** START RECORDED DATA **

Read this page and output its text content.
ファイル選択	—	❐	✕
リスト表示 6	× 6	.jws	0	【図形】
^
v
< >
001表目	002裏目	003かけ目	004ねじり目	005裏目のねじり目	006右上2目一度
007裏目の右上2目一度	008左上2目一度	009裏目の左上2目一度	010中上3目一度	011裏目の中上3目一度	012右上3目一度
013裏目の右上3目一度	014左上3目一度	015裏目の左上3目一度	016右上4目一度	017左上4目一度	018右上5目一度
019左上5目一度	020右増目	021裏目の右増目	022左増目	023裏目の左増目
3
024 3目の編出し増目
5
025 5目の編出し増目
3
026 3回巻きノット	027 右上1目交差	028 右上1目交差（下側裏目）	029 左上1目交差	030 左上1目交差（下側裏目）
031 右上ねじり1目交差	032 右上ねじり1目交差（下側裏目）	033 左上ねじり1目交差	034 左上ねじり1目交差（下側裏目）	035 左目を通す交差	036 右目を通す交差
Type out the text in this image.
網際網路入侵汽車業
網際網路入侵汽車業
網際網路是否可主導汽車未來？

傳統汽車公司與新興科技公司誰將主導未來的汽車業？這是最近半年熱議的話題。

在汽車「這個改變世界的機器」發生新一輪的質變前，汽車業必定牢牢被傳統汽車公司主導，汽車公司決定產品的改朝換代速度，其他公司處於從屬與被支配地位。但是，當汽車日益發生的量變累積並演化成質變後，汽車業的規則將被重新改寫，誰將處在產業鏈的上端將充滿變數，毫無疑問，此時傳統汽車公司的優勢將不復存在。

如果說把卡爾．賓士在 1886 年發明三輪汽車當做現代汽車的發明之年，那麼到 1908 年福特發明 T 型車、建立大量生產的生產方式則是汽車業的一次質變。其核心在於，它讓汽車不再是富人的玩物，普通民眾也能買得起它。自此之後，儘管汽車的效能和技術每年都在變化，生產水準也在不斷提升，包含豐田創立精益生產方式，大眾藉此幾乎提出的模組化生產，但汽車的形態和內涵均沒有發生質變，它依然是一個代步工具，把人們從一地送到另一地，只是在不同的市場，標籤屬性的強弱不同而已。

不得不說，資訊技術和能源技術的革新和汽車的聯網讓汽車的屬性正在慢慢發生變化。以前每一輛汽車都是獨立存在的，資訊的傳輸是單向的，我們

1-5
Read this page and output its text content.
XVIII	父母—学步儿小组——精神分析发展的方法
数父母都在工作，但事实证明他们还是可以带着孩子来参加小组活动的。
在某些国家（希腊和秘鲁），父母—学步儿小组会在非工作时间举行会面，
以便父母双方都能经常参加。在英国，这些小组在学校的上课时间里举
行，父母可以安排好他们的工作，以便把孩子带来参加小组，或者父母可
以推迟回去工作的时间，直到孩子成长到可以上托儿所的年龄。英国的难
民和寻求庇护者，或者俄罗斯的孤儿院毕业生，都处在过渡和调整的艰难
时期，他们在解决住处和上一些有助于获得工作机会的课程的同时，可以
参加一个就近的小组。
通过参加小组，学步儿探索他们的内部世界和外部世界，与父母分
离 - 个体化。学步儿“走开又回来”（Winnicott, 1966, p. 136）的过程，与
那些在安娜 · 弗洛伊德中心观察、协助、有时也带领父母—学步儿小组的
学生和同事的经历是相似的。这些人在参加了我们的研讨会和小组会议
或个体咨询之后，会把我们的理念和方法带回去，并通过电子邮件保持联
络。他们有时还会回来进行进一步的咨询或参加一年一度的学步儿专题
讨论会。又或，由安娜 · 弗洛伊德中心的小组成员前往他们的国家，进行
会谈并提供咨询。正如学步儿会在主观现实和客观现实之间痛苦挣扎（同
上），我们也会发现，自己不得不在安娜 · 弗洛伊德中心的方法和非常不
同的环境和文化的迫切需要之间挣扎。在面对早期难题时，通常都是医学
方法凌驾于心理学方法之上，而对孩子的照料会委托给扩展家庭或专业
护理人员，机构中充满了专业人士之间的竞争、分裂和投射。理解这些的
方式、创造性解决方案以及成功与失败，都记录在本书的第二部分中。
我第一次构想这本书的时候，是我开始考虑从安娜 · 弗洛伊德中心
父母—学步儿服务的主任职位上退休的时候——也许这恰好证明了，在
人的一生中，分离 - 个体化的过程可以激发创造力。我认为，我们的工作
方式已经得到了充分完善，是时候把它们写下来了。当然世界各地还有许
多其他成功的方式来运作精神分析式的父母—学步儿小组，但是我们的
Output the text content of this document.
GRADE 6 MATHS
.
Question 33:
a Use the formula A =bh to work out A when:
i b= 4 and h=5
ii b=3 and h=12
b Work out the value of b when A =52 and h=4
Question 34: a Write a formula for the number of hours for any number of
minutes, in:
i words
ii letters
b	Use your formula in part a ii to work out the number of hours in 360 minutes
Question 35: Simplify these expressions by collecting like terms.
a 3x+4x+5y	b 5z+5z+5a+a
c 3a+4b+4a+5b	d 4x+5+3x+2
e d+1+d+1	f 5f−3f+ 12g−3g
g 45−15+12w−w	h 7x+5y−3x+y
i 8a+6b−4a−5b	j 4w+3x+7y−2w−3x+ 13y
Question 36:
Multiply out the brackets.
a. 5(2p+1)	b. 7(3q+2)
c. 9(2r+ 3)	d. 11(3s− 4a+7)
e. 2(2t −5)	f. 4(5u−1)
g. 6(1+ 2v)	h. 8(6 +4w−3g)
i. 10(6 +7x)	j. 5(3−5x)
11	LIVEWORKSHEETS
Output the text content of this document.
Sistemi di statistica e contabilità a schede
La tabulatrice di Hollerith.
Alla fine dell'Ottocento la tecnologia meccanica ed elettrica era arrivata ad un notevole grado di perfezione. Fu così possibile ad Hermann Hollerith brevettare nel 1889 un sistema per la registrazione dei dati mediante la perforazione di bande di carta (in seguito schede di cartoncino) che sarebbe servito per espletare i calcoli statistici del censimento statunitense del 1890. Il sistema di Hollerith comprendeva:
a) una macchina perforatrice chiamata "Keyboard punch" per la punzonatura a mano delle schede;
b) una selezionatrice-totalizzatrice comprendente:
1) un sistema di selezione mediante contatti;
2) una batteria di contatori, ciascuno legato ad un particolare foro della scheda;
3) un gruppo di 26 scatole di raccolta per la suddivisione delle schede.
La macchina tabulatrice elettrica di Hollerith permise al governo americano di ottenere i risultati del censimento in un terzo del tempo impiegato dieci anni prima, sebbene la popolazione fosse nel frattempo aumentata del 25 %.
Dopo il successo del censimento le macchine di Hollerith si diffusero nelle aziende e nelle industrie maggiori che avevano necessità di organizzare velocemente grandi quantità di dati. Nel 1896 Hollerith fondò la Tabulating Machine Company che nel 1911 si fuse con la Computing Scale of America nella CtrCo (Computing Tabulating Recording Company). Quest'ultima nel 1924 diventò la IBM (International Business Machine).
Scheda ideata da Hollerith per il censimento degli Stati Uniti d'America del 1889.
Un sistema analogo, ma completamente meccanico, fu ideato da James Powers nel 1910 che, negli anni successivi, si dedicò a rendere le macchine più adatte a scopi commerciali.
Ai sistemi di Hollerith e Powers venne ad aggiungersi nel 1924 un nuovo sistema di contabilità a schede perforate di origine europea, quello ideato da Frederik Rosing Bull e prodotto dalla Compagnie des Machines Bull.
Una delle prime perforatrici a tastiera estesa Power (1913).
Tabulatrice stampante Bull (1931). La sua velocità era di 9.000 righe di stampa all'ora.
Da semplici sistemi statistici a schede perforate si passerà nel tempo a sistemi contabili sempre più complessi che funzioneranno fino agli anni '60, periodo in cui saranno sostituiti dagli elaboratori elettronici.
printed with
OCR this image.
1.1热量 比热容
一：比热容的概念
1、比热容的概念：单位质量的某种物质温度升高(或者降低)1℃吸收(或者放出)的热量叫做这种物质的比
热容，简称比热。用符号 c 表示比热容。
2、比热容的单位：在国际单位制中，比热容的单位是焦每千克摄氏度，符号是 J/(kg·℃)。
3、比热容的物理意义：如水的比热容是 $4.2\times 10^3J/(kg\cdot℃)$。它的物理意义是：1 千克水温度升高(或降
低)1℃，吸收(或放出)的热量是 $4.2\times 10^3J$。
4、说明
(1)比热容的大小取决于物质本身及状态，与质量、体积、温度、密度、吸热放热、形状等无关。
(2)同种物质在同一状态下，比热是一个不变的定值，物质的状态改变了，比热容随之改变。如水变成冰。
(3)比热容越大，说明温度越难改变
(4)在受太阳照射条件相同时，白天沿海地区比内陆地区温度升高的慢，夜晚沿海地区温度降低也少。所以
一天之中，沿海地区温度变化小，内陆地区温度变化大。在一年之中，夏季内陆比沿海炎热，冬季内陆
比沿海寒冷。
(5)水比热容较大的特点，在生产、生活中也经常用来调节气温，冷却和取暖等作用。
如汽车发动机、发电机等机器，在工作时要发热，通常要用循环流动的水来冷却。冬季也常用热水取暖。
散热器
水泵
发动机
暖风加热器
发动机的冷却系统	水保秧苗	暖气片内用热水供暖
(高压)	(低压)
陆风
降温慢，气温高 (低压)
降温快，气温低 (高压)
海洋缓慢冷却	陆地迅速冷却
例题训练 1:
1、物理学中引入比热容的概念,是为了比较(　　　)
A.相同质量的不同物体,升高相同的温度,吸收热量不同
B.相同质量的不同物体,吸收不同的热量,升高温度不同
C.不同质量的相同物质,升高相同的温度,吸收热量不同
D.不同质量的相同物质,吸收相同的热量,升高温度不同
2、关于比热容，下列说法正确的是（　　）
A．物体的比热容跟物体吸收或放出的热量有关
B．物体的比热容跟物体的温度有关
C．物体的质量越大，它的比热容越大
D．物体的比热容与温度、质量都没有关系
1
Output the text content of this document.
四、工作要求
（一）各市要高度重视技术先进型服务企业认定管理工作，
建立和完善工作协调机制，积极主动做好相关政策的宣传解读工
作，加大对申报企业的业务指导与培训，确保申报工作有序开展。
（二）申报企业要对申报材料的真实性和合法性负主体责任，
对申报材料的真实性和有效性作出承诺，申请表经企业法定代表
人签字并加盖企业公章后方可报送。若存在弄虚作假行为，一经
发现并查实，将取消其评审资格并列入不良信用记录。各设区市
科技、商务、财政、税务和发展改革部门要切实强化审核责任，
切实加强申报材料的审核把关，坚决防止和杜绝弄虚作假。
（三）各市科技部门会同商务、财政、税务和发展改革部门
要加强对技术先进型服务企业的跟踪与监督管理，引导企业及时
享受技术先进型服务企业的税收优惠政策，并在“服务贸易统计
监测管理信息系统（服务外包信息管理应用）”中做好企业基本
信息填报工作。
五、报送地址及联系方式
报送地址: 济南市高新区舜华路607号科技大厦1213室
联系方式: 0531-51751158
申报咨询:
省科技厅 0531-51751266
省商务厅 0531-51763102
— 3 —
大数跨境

** END RECORDED DATA **

EXERCISE DETAILS:
Copy all lines from the listing that contain "minutes".

TASK RESULT:
minutes, in:
b	Use your formula in part a ii to work out the number of hours in 360 minutes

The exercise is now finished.